→ Input data:
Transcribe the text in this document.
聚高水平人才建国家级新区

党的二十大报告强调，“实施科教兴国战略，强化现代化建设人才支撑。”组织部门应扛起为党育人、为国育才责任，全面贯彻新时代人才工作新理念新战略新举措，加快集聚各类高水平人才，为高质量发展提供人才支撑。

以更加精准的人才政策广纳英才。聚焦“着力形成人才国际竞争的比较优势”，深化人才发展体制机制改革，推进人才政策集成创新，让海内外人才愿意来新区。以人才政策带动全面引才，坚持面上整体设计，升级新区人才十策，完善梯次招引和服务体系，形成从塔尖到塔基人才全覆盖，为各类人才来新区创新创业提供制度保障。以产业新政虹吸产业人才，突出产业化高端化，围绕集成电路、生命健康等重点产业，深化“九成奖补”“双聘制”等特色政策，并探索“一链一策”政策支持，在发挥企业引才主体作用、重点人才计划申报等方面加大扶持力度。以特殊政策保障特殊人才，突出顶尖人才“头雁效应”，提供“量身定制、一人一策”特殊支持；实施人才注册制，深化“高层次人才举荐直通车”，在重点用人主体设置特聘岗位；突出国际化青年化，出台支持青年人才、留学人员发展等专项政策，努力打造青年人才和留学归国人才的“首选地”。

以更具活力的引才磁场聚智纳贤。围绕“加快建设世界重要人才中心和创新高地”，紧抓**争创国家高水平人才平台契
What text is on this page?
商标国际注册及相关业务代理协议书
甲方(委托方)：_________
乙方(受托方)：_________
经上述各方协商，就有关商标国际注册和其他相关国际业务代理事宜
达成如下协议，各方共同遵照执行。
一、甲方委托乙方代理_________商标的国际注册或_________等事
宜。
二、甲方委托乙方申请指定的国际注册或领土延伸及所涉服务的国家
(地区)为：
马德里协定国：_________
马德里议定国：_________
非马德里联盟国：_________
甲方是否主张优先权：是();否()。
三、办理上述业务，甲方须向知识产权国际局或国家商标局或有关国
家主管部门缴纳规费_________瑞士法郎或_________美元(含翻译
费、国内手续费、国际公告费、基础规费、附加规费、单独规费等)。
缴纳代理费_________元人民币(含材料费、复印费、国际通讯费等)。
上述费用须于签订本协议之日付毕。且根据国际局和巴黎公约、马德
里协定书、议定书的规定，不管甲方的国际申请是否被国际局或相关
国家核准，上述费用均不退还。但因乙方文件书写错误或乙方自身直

→ What you have to do: Tally how many lines in the material above hold the word "this". Write only that number.

→ Written response: 2